- What is required
Gather each line of the records where "ylabel" appears.

--- Input rows ---

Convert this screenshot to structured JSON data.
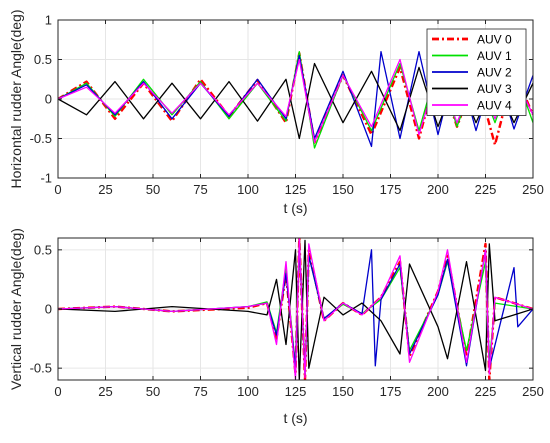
{
  "chart_data": [
    {
      "type": "line",
      "xlabel": "t (s)",
      "ylabel": "Horizontal rudder Angle(deg)",
      "xlim": [
        0,
        250
      ],
      "ylim": [
        -1,
        1
      ],
      "xticks": [
        0,
        25,
        50,
        75,
        100,
        125,
        150,
        175,
        200,
        225,
        250
      ],
      "xtick_labels": [
        "0",
        "25",
        "50",
        "75",
        "100",
        "125",
        "150",
        "175",
        "200",
        "225",
        "250"
      ],
      "yticks": [
        1,
        0.5,
        0,
        -0.5,
        -1
      ],
      "ytick_labels": [
        "1",
        "0.5",
        "0",
        "-0.5",
        "-1"
      ],
      "grid": true,
      "legend": "top-right",
      "series": [
        {
          "name": "AUV 0",
          "color": "#ff0000",
          "style": "dashdot",
          "x": [
            0,
            15,
            30,
            45,
            60,
            75,
            90,
            105,
            120,
            127,
            135,
            150,
            165,
            180,
            190,
            200,
            210,
            220,
            230,
            240,
            250
          ],
          "values": [
            0,
            0.22,
            -0.25,
            0.2,
            -0.28,
            0.25,
            -0.22,
            0.24,
            -0.3,
            0.58,
            -0.55,
            0.3,
            -0.45,
            0.4,
            -0.5,
            0.4,
            -0.35,
            0.3,
            -0.58,
            0.35,
            -0.2
          ]
        },
        {
          "name": "AUV 1",
          "color": "#00e000",
          "style": "solid",
          "x": [
            0,
            15,
            30,
            45,
            60,
            75,
            90,
            105,
            120,
            127,
            135,
            150,
            165,
            180,
            190,
            200,
            210,
            220,
            230,
            240,
            250
          ],
          "values": [
            0,
            0.2,
            -0.22,
            0.25,
            -0.2,
            0.22,
            -0.25,
            0.2,
            -0.28,
            0.6,
            -0.62,
            0.3,
            -0.4,
            0.45,
            -0.4,
            0.45,
            -0.35,
            0.32,
            -0.3,
            0.38,
            -0.3
          ]
        },
        {
          "name": "AUV 2",
          "color": "#0000cc",
          "style": "solid",
          "x": [
            0,
            15,
            30,
            45,
            60,
            75,
            90,
            105,
            120,
            127,
            135,
            150,
            165,
            170,
            180,
            190,
            200,
            210,
            220,
            230,
            240,
            250
          ],
          "values": [
            0,
            0.18,
            -0.2,
            0.22,
            -0.25,
            0.2,
            -0.22,
            0.25,
            -0.25,
            0.55,
            -0.5,
            0.35,
            -0.6,
            0.6,
            -0.5,
            0.6,
            -0.45,
            0.5,
            -0.4,
            0.42,
            -0.38,
            0.3
          ]
        },
        {
          "name": "AUV 3",
          "color": "#000000",
          "style": "solid",
          "x": [
            0,
            15,
            30,
            45,
            60,
            75,
            90,
            105,
            120,
            127,
            135,
            150,
            165,
            180,
            190,
            200,
            210,
            220,
            230,
            240,
            250
          ],
          "values": [
            0,
            -0.2,
            0.22,
            -0.25,
            0.2,
            -0.25,
            0.22,
            -0.28,
            0.25,
            -0.5,
            0.45,
            -0.3,
            0.35,
            -0.4,
            0.4,
            -0.35,
            0.3,
            -0.3,
            0.25,
            -0.3,
            0.2
          ]
        },
        {
          "name": "AUV 4",
          "color": "#ff00ff",
          "style": "solid",
          "x": [
            0,
            15,
            30,
            45,
            60,
            75,
            90,
            105,
            120,
            127,
            135,
            150,
            165,
            180,
            190,
            200,
            210,
            220,
            230,
            240,
            250
          ],
          "values": [
            0,
            0.15,
            -0.18,
            0.2,
            -0.18,
            0.2,
            -0.2,
            0.2,
            -0.22,
            0.5,
            -0.55,
            0.3,
            -0.35,
            0.5,
            -0.45,
            0.35,
            -0.3,
            0.3,
            -0.25,
            0.3,
            -0.2
          ]
        }
      ]
    },
    {
      "type": "line",
      "xlabel": "t (s)",
      "ylabel": "Vertical rudder Angle(deg)",
      "xlim": [
        0,
        250
      ],
      "ylim": [
        -0.6,
        0.6
      ],
      "xticks": [
        0,
        25,
        50,
        75,
        100,
        125,
        150,
        175,
        200,
        225,
        250
      ],
      "xtick_labels": [
        "0",
        "25",
        "50",
        "75",
        "100",
        "125",
        "150",
        "175",
        "200",
        "225",
        "250"
      ],
      "yticks": [
        0.5,
        0,
        -0.5
      ],
      "ytick_labels": [
        "0.5",
        "0",
        "-0.5"
      ],
      "grid": true,
      "series": [
        {
          "name": "AUV 0",
          "color": "#ff0000",
          "style": "dashdot",
          "x": [
            0,
            30,
            60,
            100,
            110,
            115,
            120,
            125,
            127,
            130,
            132,
            140,
            150,
            160,
            170,
            180,
            185,
            200,
            205,
            215,
            225,
            227,
            230,
            250
          ],
          "values": [
            0,
            0.02,
            -0.02,
            0.01,
            0.05,
            -0.25,
            0.3,
            -0.55,
            0.6,
            -0.6,
            0.5,
            -0.1,
            0.05,
            -0.05,
            0.1,
            0.4,
            -0.4,
            0.15,
            0.45,
            -0.4,
            0.55,
            -0.6,
            0.1,
            0
          ]
        },
        {
          "name": "AUV 1",
          "color": "#00e000",
          "style": "solid",
          "x": [
            0,
            30,
            60,
            100,
            110,
            115,
            120,
            125,
            127,
            130,
            132,
            140,
            150,
            160,
            170,
            180,
            185,
            200,
            205,
            215,
            225,
            227,
            230,
            250
          ],
          "values": [
            0,
            0.02,
            -0.02,
            0.02,
            0.06,
            -0.2,
            0.35,
            -0.5,
            0.6,
            -0.55,
            0.45,
            -0.08,
            0.04,
            -0.04,
            0.08,
            0.35,
            -0.35,
            0.12,
            0.4,
            -0.35,
            0.4,
            -0.45,
            0.05,
            0
          ]
        },
        {
          "name": "AUV 2",
          "color": "#0000cc",
          "style": "solid",
          "x": [
            0,
            30,
            60,
            100,
            110,
            115,
            120,
            125,
            127,
            130,
            132,
            140,
            150,
            160,
            165,
            167,
            170,
            180,
            185,
            200,
            205,
            215,
            225,
            227,
            240,
            242,
            250
          ],
          "values": [
            0,
            0.02,
            -0.02,
            0.02,
            0.05,
            -0.22,
            0.3,
            -0.5,
            0.55,
            -0.55,
            0.45,
            -0.08,
            0.05,
            -0.04,
            0.5,
            -0.48,
            0.08,
            0.38,
            -0.38,
            0.12,
            0.42,
            -0.48,
            0.5,
            -0.5,
            0.35,
            -0.15,
            0
          ]
        },
        {
          "name": "AUV 3",
          "color": "#000000",
          "style": "solid",
          "x": [
            0,
            30,
            60,
            100,
            110,
            115,
            120,
            125,
            127,
            130,
            132,
            140,
            150,
            160,
            170,
            180,
            185,
            200,
            205,
            215,
            225,
            227,
            230,
            250
          ],
          "values": [
            0,
            -0.02,
            0.02,
            -0.02,
            -0.05,
            0.25,
            -0.3,
            0.5,
            -0.6,
            0.58,
            -0.5,
            0.1,
            -0.05,
            0.05,
            -0.1,
            -0.38,
            0.38,
            -0.15,
            -0.42,
            0.4,
            -0.52,
            0.55,
            -0.1,
            0
          ]
        },
        {
          "name": "AUV 4",
          "color": "#ff00ff",
          "style": "solid",
          "x": [
            0,
            30,
            60,
            100,
            110,
            115,
            120,
            125,
            127,
            130,
            132,
            140,
            150,
            160,
            170,
            180,
            185,
            200,
            205,
            215,
            225,
            227,
            230,
            250
          ],
          "values": [
            0,
            0.02,
            -0.02,
            0.02,
            0.05,
            -0.3,
            0.4,
            -0.6,
            0.6,
            -0.58,
            0.55,
            -0.1,
            0.05,
            -0.05,
            0.1,
            0.45,
            -0.45,
            0.15,
            0.5,
            -0.45,
            0.5,
            -0.55,
            0.1,
            0
          ]
        }
      ]
    }
  ]
}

---

- Answer to the problem
      "ylabel": "Horizontal rudder Angle(deg)",
      "ylabel": "Vertical rudder Angle(deg)",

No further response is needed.